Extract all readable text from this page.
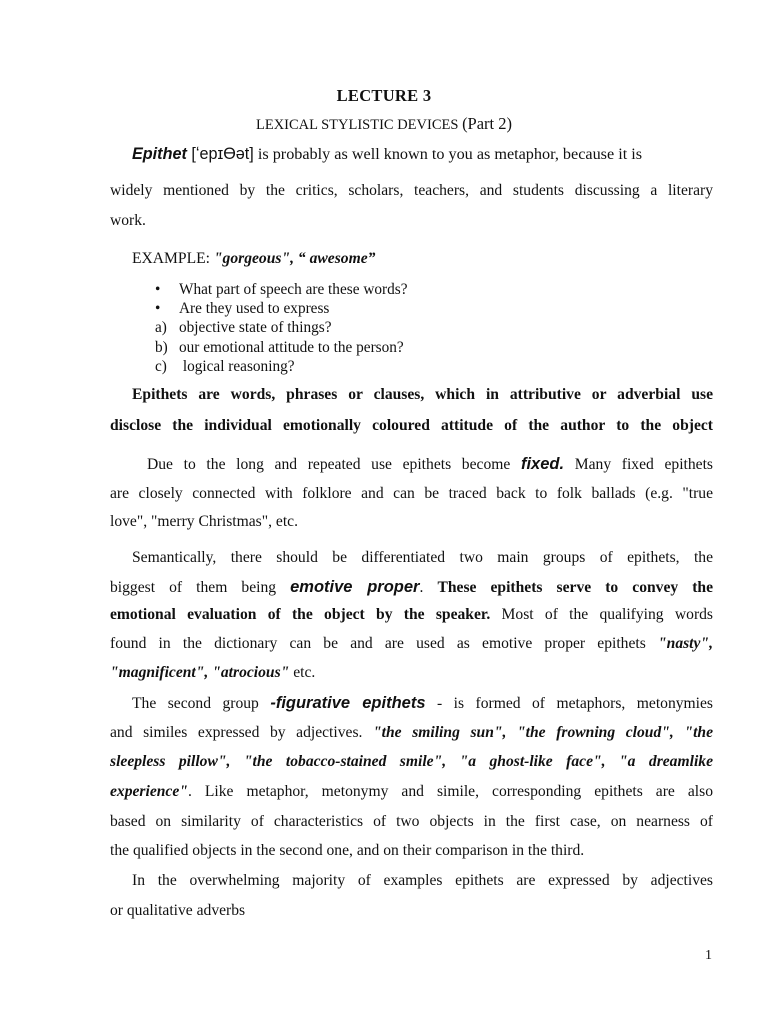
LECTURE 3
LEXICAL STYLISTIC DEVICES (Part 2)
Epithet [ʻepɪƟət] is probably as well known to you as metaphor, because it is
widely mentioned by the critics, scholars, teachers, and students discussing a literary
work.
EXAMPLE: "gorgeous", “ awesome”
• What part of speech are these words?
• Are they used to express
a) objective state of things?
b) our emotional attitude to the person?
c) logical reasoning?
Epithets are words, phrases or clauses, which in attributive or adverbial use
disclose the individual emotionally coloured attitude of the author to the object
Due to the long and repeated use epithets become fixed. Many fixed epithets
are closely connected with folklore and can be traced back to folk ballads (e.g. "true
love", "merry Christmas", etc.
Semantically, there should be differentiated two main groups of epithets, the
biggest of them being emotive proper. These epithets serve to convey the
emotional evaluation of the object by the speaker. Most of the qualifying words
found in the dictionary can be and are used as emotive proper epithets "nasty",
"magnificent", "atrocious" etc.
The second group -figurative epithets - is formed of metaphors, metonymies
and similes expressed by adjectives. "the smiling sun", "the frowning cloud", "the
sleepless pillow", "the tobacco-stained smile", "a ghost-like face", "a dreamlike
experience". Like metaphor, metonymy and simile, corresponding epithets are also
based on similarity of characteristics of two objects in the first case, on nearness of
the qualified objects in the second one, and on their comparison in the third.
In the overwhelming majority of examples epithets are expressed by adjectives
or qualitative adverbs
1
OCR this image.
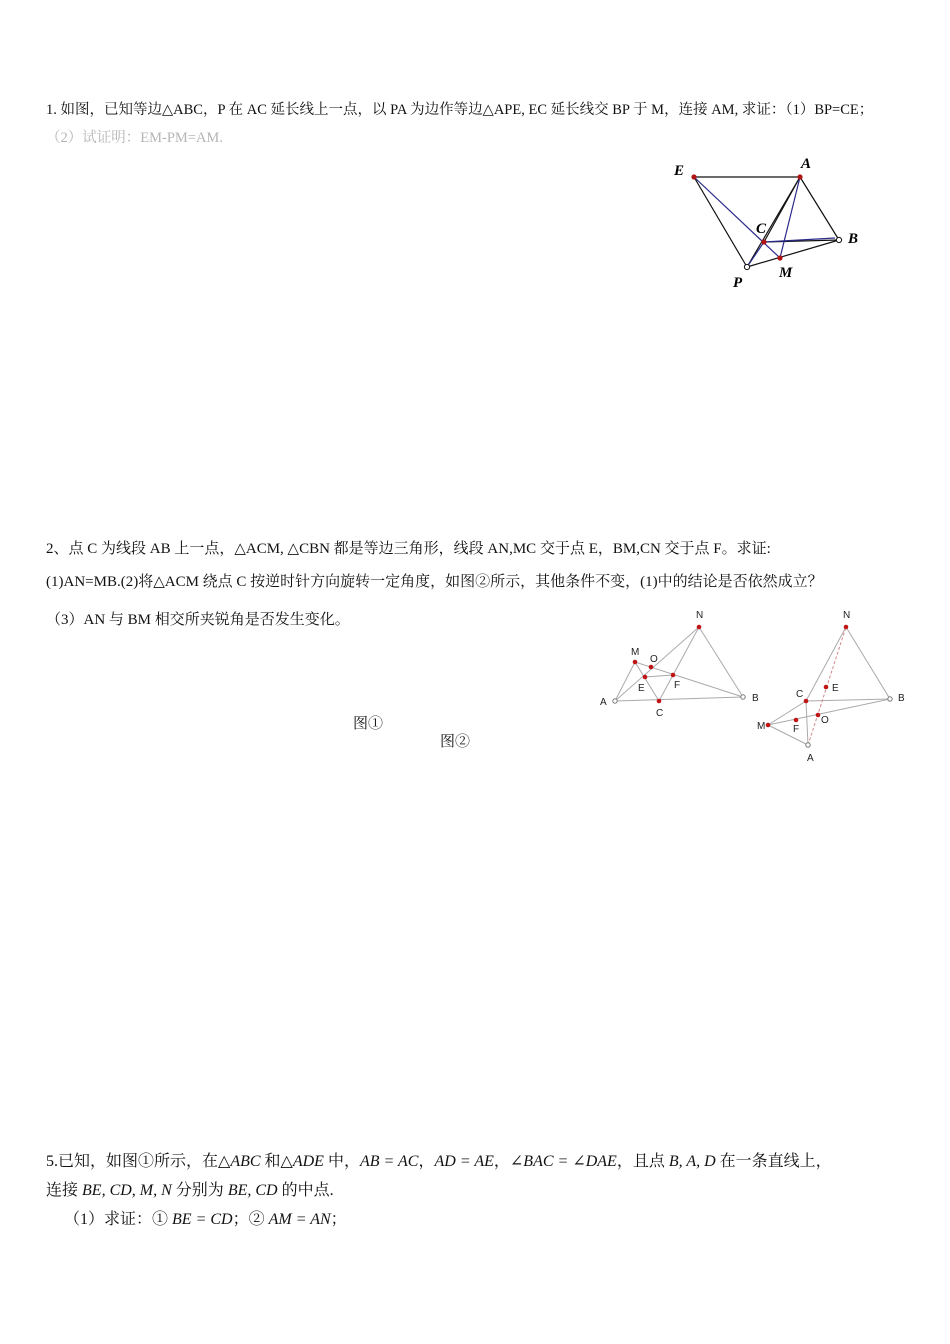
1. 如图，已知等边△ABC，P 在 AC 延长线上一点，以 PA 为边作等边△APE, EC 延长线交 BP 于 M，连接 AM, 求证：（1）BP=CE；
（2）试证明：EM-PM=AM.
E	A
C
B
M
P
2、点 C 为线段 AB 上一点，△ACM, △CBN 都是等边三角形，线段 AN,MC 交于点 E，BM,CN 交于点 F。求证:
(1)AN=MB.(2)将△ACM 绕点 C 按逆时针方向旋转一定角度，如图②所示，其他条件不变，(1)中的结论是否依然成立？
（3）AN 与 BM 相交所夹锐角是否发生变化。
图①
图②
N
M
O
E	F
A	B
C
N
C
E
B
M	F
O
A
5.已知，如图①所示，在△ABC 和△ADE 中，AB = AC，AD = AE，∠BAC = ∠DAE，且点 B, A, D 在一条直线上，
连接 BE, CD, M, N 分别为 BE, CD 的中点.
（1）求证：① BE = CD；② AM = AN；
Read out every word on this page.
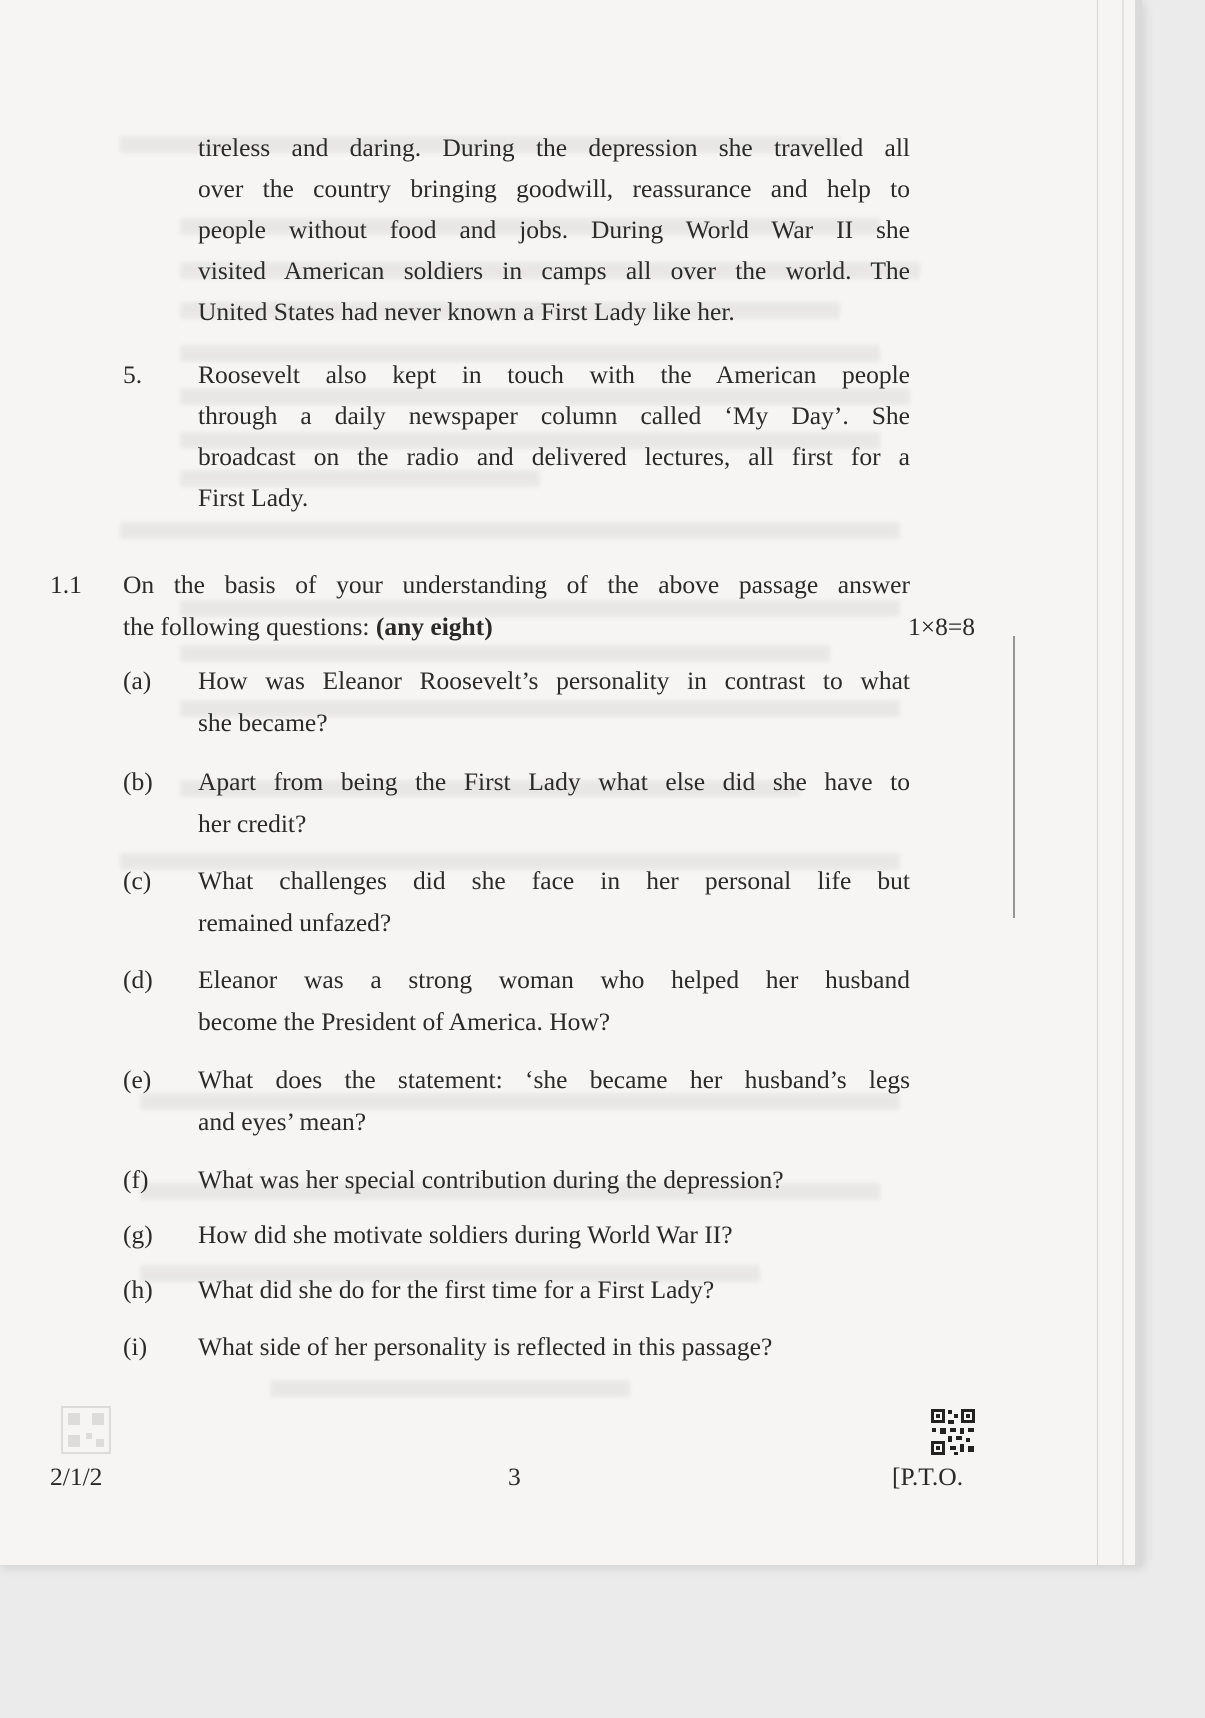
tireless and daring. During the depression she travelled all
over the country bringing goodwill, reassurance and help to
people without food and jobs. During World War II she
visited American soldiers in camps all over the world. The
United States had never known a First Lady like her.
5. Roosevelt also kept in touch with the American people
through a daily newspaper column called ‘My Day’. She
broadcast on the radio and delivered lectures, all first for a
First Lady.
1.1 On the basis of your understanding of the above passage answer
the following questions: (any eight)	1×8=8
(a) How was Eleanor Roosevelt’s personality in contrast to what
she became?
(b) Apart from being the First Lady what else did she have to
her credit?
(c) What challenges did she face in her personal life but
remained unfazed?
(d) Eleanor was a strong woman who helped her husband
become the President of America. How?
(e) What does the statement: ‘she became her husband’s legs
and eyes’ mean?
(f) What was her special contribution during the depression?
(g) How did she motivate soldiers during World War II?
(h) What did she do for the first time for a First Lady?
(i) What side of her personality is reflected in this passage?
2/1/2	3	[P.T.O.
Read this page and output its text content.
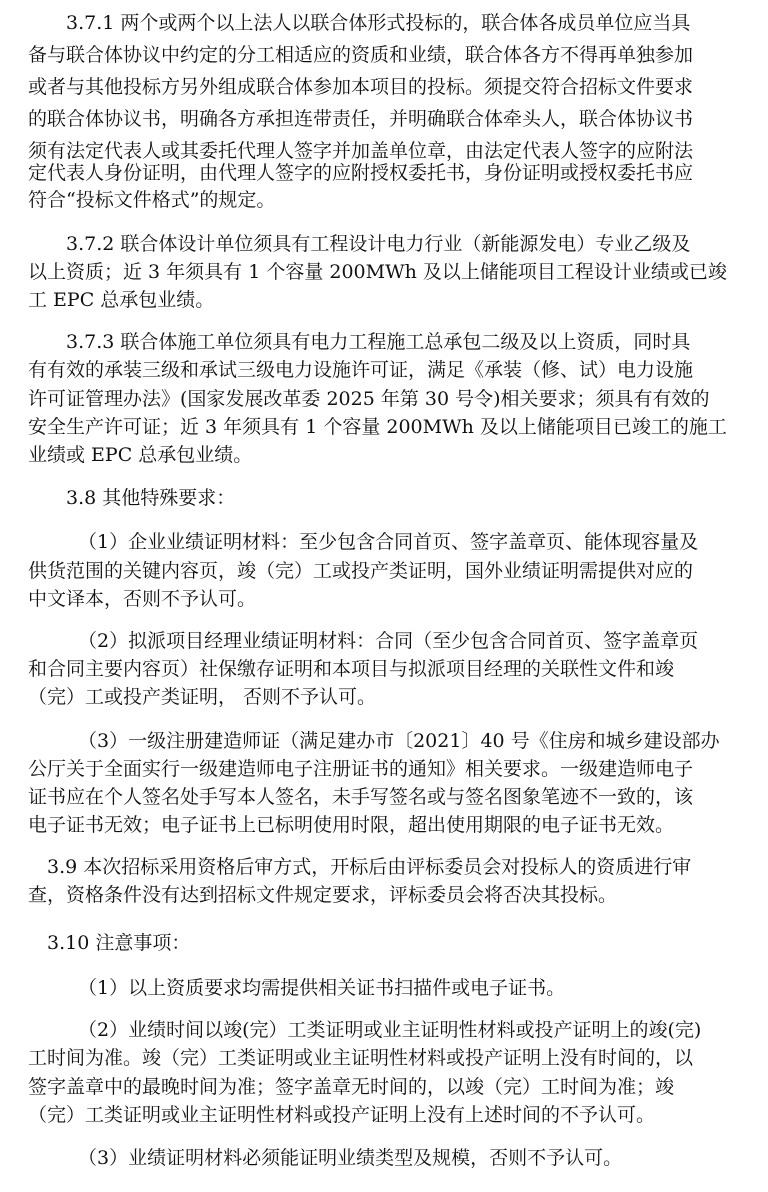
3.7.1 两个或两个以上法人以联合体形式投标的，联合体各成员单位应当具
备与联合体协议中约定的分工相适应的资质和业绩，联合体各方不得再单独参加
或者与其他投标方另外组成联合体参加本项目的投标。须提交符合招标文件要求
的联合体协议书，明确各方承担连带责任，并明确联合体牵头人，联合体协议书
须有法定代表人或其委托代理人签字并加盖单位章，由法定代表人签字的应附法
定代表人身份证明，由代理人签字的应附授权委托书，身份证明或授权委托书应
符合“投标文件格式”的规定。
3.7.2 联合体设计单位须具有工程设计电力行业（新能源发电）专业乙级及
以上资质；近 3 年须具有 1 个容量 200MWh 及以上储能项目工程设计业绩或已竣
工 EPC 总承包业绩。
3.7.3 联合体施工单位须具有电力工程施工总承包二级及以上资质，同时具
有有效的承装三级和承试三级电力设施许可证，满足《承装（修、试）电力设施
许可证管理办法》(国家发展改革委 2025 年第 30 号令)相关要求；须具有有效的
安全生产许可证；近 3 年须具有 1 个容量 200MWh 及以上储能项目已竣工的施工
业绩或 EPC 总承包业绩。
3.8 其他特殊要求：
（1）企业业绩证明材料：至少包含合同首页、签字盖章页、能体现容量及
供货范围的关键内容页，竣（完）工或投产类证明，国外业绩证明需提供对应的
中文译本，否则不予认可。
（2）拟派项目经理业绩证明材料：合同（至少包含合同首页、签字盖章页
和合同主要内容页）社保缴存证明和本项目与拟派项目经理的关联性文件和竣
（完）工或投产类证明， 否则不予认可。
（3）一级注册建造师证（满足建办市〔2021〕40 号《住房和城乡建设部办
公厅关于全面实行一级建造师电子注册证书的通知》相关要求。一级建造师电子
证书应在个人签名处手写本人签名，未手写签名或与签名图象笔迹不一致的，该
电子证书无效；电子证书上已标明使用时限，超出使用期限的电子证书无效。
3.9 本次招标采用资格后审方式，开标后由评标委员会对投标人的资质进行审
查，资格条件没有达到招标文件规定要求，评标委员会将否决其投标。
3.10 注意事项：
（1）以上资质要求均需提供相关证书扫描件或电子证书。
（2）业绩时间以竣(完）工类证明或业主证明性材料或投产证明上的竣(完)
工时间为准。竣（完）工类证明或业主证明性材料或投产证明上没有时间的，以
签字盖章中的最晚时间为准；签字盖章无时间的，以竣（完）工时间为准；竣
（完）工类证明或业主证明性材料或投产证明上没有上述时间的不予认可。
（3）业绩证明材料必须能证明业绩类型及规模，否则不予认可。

━━━

WHAT IS EXPECTED.
Return the full material word for word. Do not include the pictures.

SOLVED PROBLEM.
Extract all readable text from this page.
LECTURE 3
LEXICAL STYLISTIC DEVICES (Part 2)
Epithet [ʻepɪƟət] is probably as well known to you as metaphor, because it is
widely mentioned by the critics, scholars, teachers, and students discussing a literary
work.
EXAMPLE: "gorgeous", “ awesome”
• What part of speech are these words?
• Are they used to express
a) objective state of things?
b) our emotional attitude to the person?
c) logical reasoning?
Epithets are words, phrases or clauses, which in attributive or adverbial use
disclose the individual emotionally coloured attitude of the author to the object
Due to the long and repeated use epithets become fixed. Many fixed epithets
are closely connected with folklore and can be traced back to folk ballads (e.g. "true
love", "merry Christmas", etc.
Semantically, there should be differentiated two main groups of epithets, the
biggest of them being emotive proper. These epithets serve to convey the
emotional evaluation of the object by the speaker. Most of the qualifying words
found in the dictionary can be and are used as emotive proper epithets "nasty",
"magnificent", "atrocious" etc.
The second group -figurative epithets - is formed of metaphors, metonymies
and similes expressed by adjectives. "the smiling sun", "the frowning cloud", "the
sleepless pillow", "the tobacco-stained smile", "a ghost-like face", "a dreamlike
experience". Like metaphor, metonymy and simile, corresponding epithets are also
based on similarity of characteristics of two objects in the first case, on nearness of
the qualified objects in the second one, and on their comparison in the third.
In the overwhelming majority of examples epithets are expressed by adjectives
or qualitative adverbs
1
OCR this image.
1. 如图，已知等边△ABC，P 在 AC 延长线上一点，以 PA 为边作等边△APE, EC 延长线交 BP 于 M，连接 AM, 求证：（1）BP=CE；
（2）试证明：EM-PM=AM.
E	A
C
B
M
P
2、点 C 为线段 AB 上一点，△ACM, △CBN 都是等边三角形，线段 AN,MC 交于点 E，BM,CN 交于点 F。求证:
(1)AN=MB.(2)将△ACM 绕点 C 按逆时针方向旋转一定角度，如图②所示，其他条件不变，(1)中的结论是否依然成立？
（3）AN 与 BM 相交所夹锐角是否发生变化。
图①
图②
N
M
O
E	F
A	B
C
N
C
E
B
M	F
O
A
5.已知，如图①所示，在△ABC 和△ADE 中，AB = AC，AD = AE，∠BAC = ∠DAE，且点 B, A, D 在一条直线上，
连接 BE, CD, M, N 分别为 BE, CD 的中点.
（1）求证：① BE = CD；② AM = AN；
Read out every word on this page.
tireless and daring. During the depression she travelled all
over the country bringing goodwill, reassurance and help to
people without food and jobs. During World War II she
visited American soldiers in camps all over the world. The
United States had never known a First Lady like her.
5. Roosevelt also kept in touch with the American people
through a daily newspaper column called ‘My Day’. She
broadcast on the radio and delivered lectures, all first for a
First Lady.
1.1 On the basis of your understanding of the above passage answer
the following questions: (any eight)	1×8=8
(a) How was Eleanor Roosevelt’s personality in contrast to what
she became?
(b) Apart from being the First Lady what else did she have to
her credit?
(c) What challenges did she face in her personal life but
remained unfazed?
(d) Eleanor was a strong woman who helped her husband
become the President of America. How?
(e) What does the statement: ‘she became her husband’s legs
and eyes’ mean?
(f) What was her special contribution during the depression?
(g) How did she motivate soldiers during World War II?
(h) What did she do for the first time for a First Lady?
(i) What side of her personality is reflected in this passage?
2/1/2	3	[P.T.O.
Read this page and output its text content.
3.7.1 两个或两个以上法人以联合体形式投标的，联合体各成员单位应当具
备与联合体协议中约定的分工相适应的资质和业绩，联合体各方不得再单独参加
或者与其他投标方另外组成联合体参加本项目的投标。须提交符合招标文件要求
的联合体协议书，明确各方承担连带责任，并明确联合体牵头人，联合体协议书
须有法定代表人或其委托代理人签字并加盖单位章，由法定代表人签字的应附法
定代表人身份证明，由代理人签字的应附授权委托书，身份证明或授权委托书应
符合“投标文件格式”的规定。
3.7.2 联合体设计单位须具有工程设计电力行业（新能源发电）专业乙级及
以上资质；近 3 年须具有 1 个容量 200MWh 及以上储能项目工程设计业绩或已竣
工 EPC 总承包业绩。
3.7.3 联合体施工单位须具有电力工程施工总承包二级及以上资质，同时具
有有效的承装三级和承试三级电力设施许可证，满足《承装（修、试）电力设施
许可证管理办法》(国家发展改革委 2025 年第 30 号令)相关要求；须具有有效的
安全生产许可证；近 3 年须具有 1 个容量 200MWh 及以上储能项目已竣工的施工
业绩或 EPC 总承包业绩。
3.8 其他特殊要求：
（1）企业业绩证明材料：至少包含合同首页、签字盖章页、能体现容量及
供货范围的关键内容页，竣（完）工或投产类证明，国外业绩证明需提供对应的
中文译本，否则不予认可。
（2）拟派项目经理业绩证明材料：合同（至少包含合同首页、签字盖章页
和合同主要内容页）社保缴存证明和本项目与拟派项目经理的关联性文件和竣
（完）工或投产类证明， 否则不予认可。
（3）一级注册建造师证（满足建办市〔2021〕40 号《住房和城乡建设部办
公厅关于全面实行一级建造师电子注册证书的通知》相关要求。一级建造师电子
证书应在个人签名处手写本人签名，未手写签名或与签名图象笔迹不一致的，该
电子证书无效；电子证书上已标明使用时限，超出使用期限的电子证书无效。
3.9 本次招标采用资格后审方式，开标后由评标委员会对投标人的资质进行审
查，资格条件没有达到招标文件规定要求，评标委员会将否决其投标。
3.10 注意事项：
（1）以上资质要求均需提供相关证书扫描件或电子证书。
（2）业绩时间以竣(完）工类证明或业主证明性材料或投产证明上的竣(完)
工时间为准。竣（完）工类证明或业主证明性材料或投产证明上没有时间的，以
签字盖章中的最晚时间为准；签字盖章无时间的，以竣（完）工时间为准；竣
（完）工类证明或业主证明性材料或投产证明上没有上述时间的不予认可。
（3）业绩证明材料必须能证明业绩类型及规模，否则不予认可。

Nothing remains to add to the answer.